Stated problem
Set down, exactly as written, the lines from the line holding "What data populates" to the end of the data, inclusive, skipping any pictures.

Data items:
*****
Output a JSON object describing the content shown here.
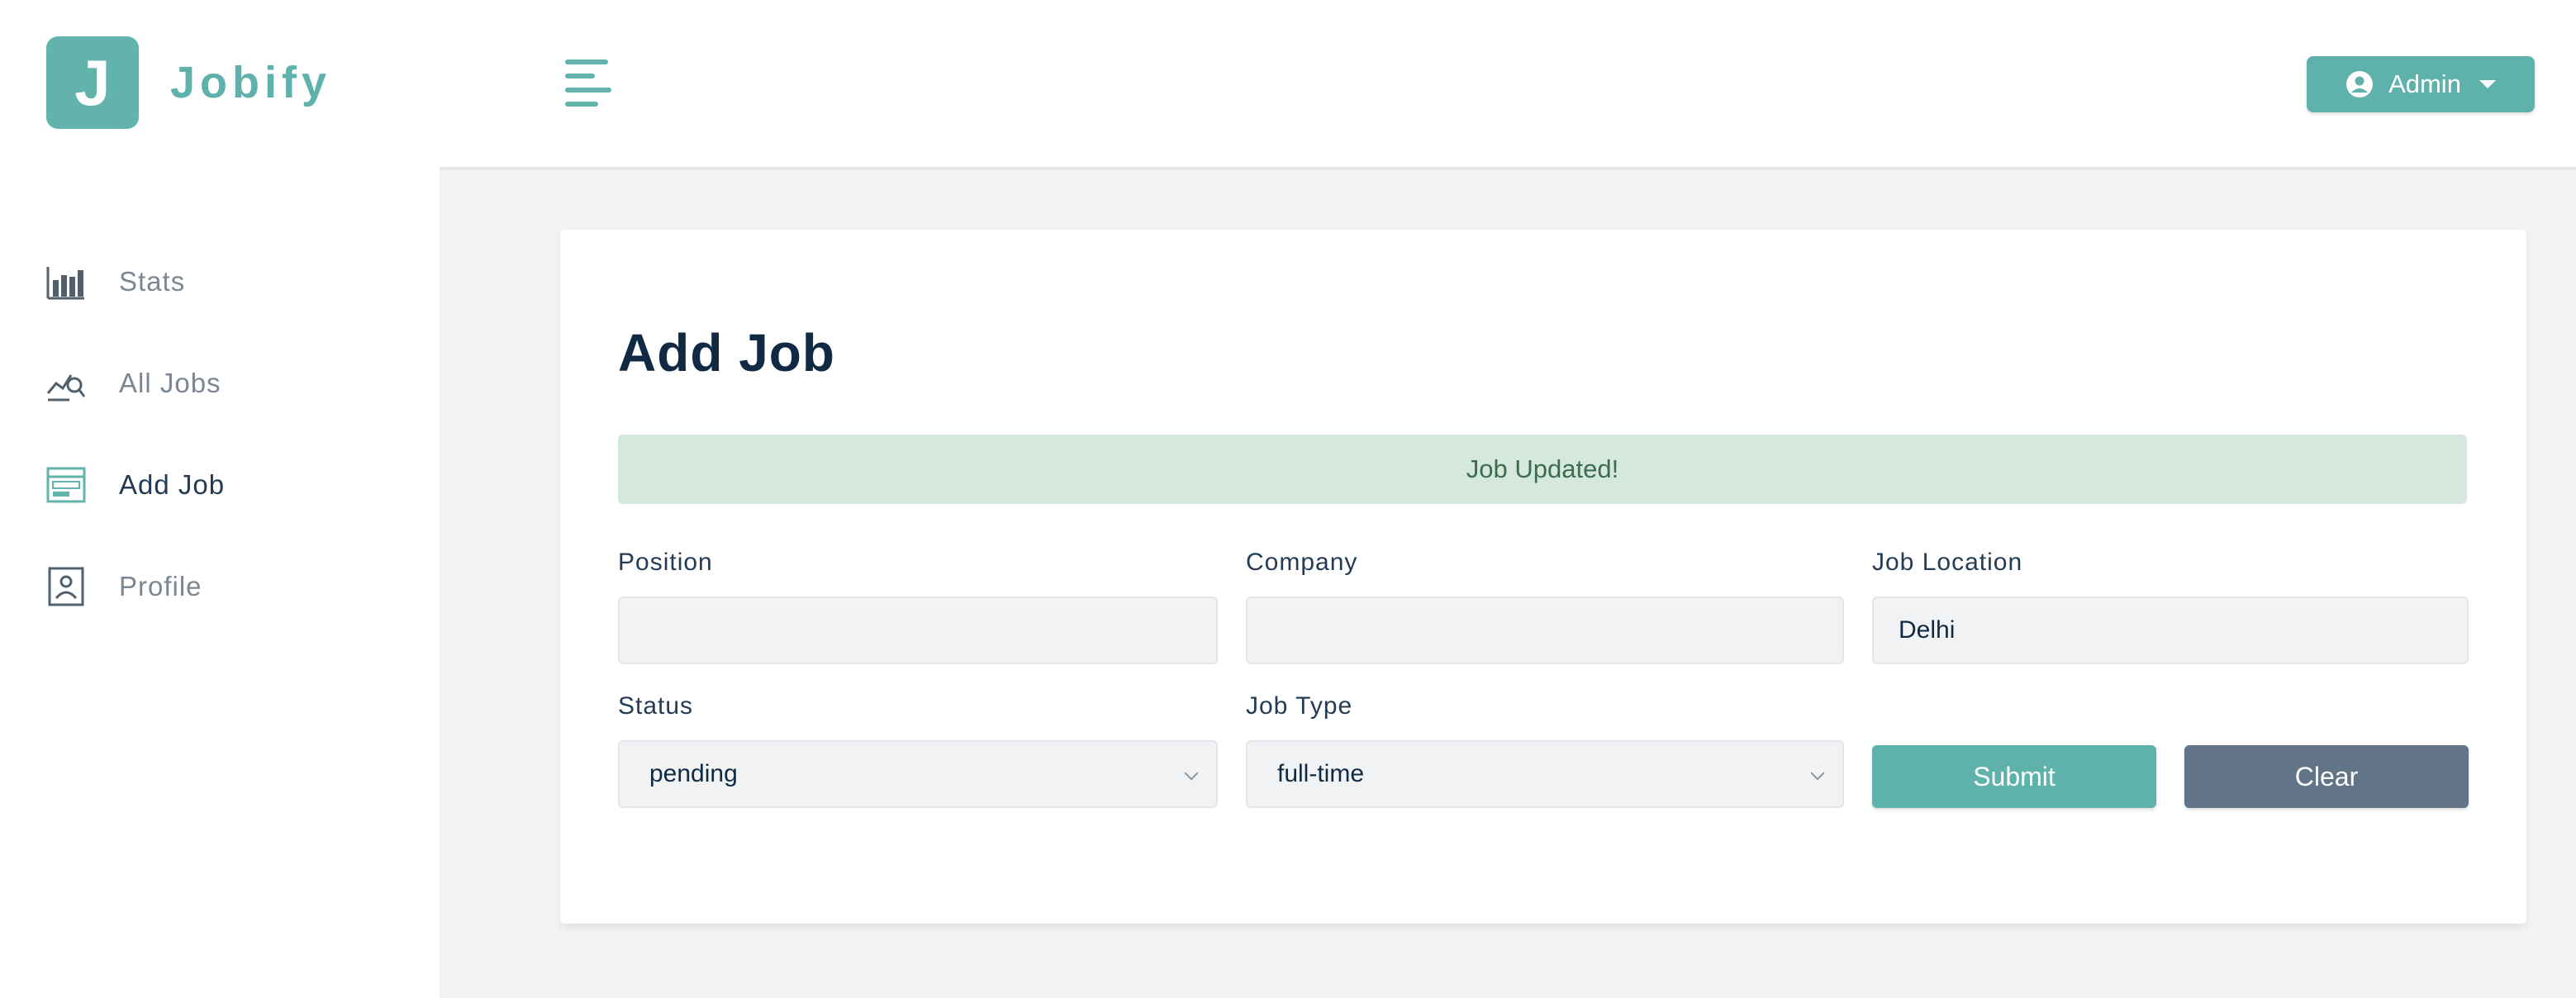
{
  "brand": {
    "logo_letter": "J",
    "name": "Jobify"
  },
  "sidebar": {
    "items": [
      {
        "label": "Stats",
        "icon": "bar-chart-icon"
      },
      {
        "label": "All Jobs",
        "icon": "query-stats-icon"
      },
      {
        "label": "Add Job",
        "icon": "form-icon"
      },
      {
        "label": "Profile",
        "icon": "profile-card-icon"
      }
    ],
    "active_index": 2
  },
  "header": {
    "user_button_label": "Admin"
  },
  "form": {
    "title": "Add Job",
    "alert": "Job Updated!",
    "fields": {
      "position": {
        "label": "Position",
        "value": ""
      },
      "company": {
        "label": "Company",
        "value": ""
      },
      "location": {
        "label": "Job Location",
        "value": "Delhi"
      },
      "status": {
        "label": "Status",
        "value": "pending"
      },
      "job_type": {
        "label": "Job Type",
        "value": "full-time"
      }
    },
    "submit_label": "Submit",
    "clear_label": "Clear"
  },
  "colors": {
    "primary": "#5fb1ab",
    "alert_bg": "#d4e8dd",
    "clear_button": "#627487",
    "background": "#f2f3f4"
  }
}
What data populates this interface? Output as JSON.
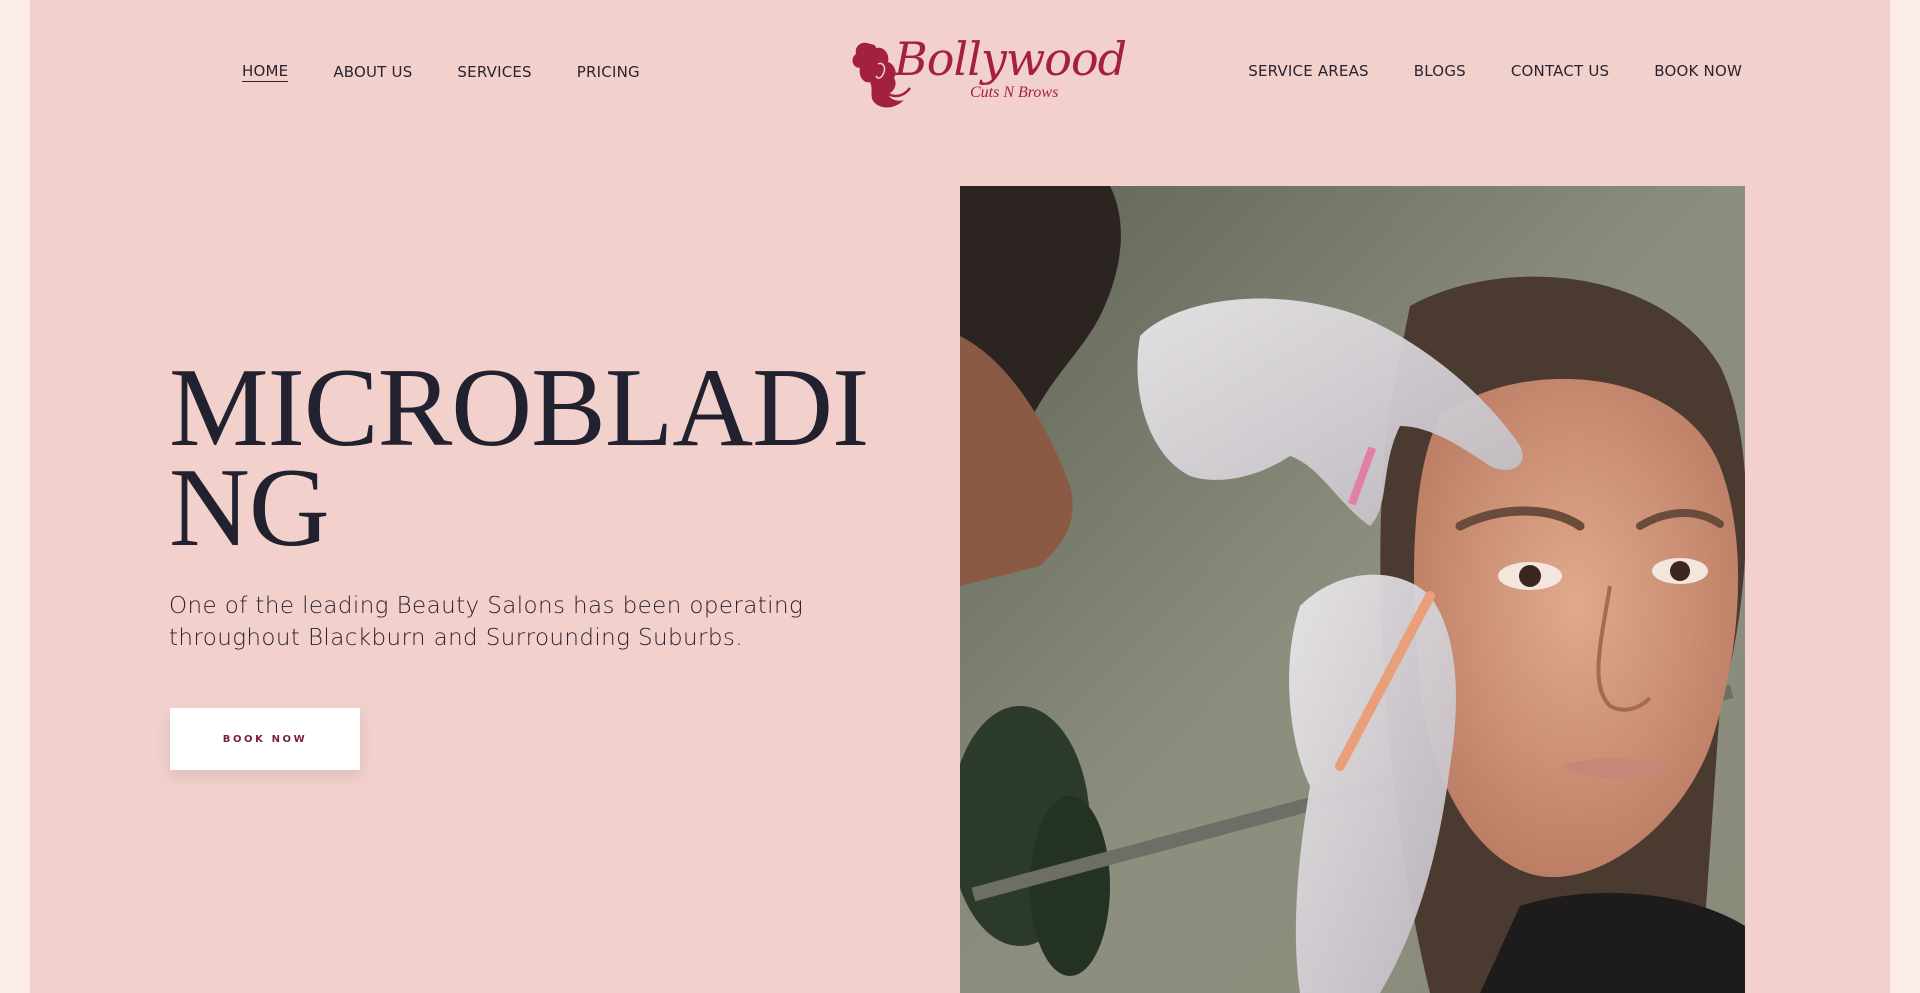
{
  "nav": {
    "left": [
      {
        "label": "HOME",
        "active": true
      },
      {
        "label": "ABOUT US"
      },
      {
        "label": "SERVICES"
      },
      {
        "label": "PRICING"
      }
    ],
    "right": [
      {
        "label": "SERVICE AREAS"
      },
      {
        "label": "BLOGS"
      },
      {
        "label": "CONTACT US"
      },
      {
        "label": "BOOK NOW"
      }
    ]
  },
  "logo": {
    "word": "Bollywood",
    "sub": "Cuts N Brows",
    "color": "#a3213f",
    "icon": "woman-silhouette-icon"
  },
  "hero": {
    "title": "MICROBLADING",
    "subtitle": "One of the leading Beauty Salons has been operating throughout Blackburn and Surrounding Suburbs.",
    "button": "BOOK NOW",
    "image": "microblading-procedure-photo"
  },
  "colors": {
    "background": "#f2d1cd",
    "outer": "#fbecea",
    "text": "#22212f",
    "accent": "#a3213f"
  }
}
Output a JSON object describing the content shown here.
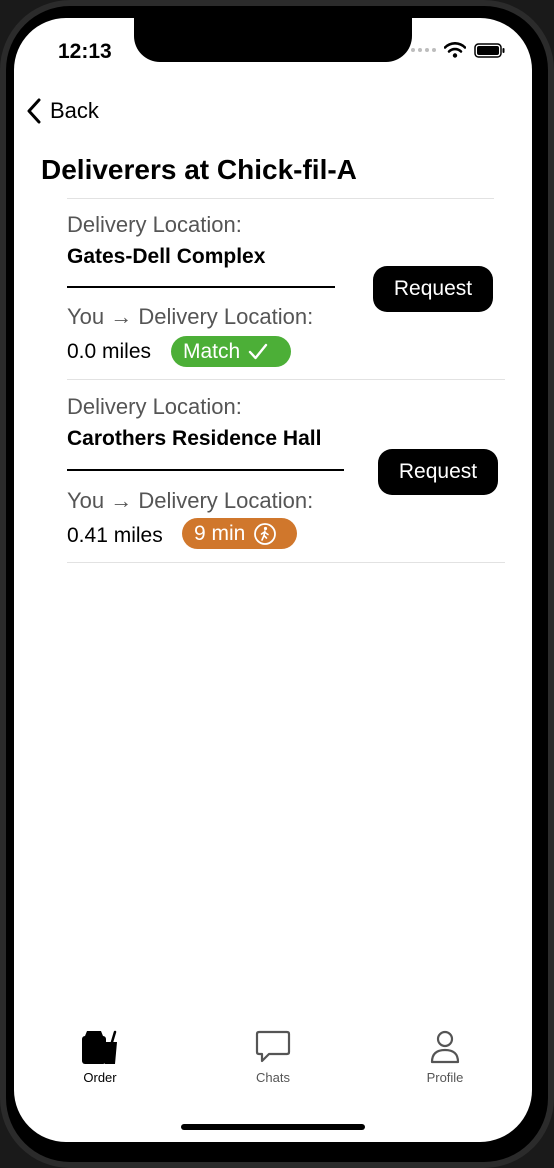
{
  "status_bar": {
    "time": "12:13"
  },
  "nav": {
    "back_label": "Back"
  },
  "page": {
    "title": "Deliverers at Chick-fil-A"
  },
  "deliverers": [
    {
      "location_label": "Delivery Location:",
      "location_name": "Gates-Dell Complex",
      "route_label": "You → Delivery Location:",
      "distance": "0.0 miles",
      "badge_text": "Match",
      "badge_icon": "checkmark-icon",
      "badge_color": "#4caf37",
      "request_label": "Request"
    },
    {
      "location_label": "Delivery Location:",
      "location_name": "Carothers Residence Hall",
      "route_label": "You → Delivery Location:",
      "distance": "0.41 miles",
      "badge_text": "9 min",
      "badge_icon": "walking-icon",
      "badge_color": "#d0772c",
      "request_label": "Request"
    }
  ],
  "tab_bar": {
    "tabs": [
      {
        "label": "Order",
        "icon": "bag-icon",
        "active": true
      },
      {
        "label": "Chats",
        "icon": "chat-bubble-icon",
        "active": false
      },
      {
        "label": "Profile",
        "icon": "person-icon",
        "active": false
      }
    ]
  }
}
*****
Result
What data populates this interface? Output as JSON.
{
  "nav": {
    "left": [
      {
        "label": "HOME",
        "active": true
      },
      {
        "label": "ABOUT US"
      },
      {
        "label": "SERVICES"
      },
      {
        "label": "PRICING"
      }
    ],
    "right": [
      {
        "label": "SERVICE AREAS"
      },
      {
        "label": "BLOGS"
      },
      {
        "label": "CONTACT US"
      },
      {
        "label": "BOOK NOW"
      }
    ]
  },
  "logo": {
    "word": "Bollywood",
    "sub": "Cuts N Brows",
    "color": "#a3213f",
    "icon": "woman-silhouette-icon"
  },
  "hero": {
    "title": "MICROBLADING",
    "subtitle": "One of the leading Beauty Salons has been operating throughout Blackburn and Surrounding Suburbs.",
    "button": "BOOK NOW",
    "image": "microblading-procedure-photo"
  },
  "colors": {
    "background": "#f2d1cd",
    "outer": "#fbecea",
    "text": "#22212f",
    "accent": "#a3213f"
  }
}
Output a JSON object describing the content shown here.
{
  "status_bar": {
    "time": "12:13"
  },
  "nav": {
    "back_label": "Back"
  },
  "page": {
    "title": "Deliverers at Chick-fil-A"
  },
  "deliverers": [
    {
      "location_label": "Delivery Location:",
      "location_name": "Gates-Dell Complex",
      "route_label": "You → Delivery Location:",
      "distance": "0.0 miles",
      "badge_text": "Match",
      "badge_icon": "checkmark-icon",
      "badge_color": "#4caf37",
      "request_label": "Request"
    },
    {
      "location_label": "Delivery Location:",
      "location_name": "Carothers Residence Hall",
      "route_label": "You → Delivery Location:",
      "distance": "0.41 miles",
      "badge_text": "9 min",
      "badge_icon": "walking-icon",
      "badge_color": "#d0772c",
      "request_label": "Request"
    }
  ],
  "tab_bar": {
    "tabs": [
      {
        "label": "Order",
        "icon": "bag-icon",
        "active": true
      },
      {
        "label": "Chats",
        "icon": "chat-bubble-icon",
        "active": false
      },
      {
        "label": "Profile",
        "icon": "person-icon",
        "active": false
      }
    ]
  }
}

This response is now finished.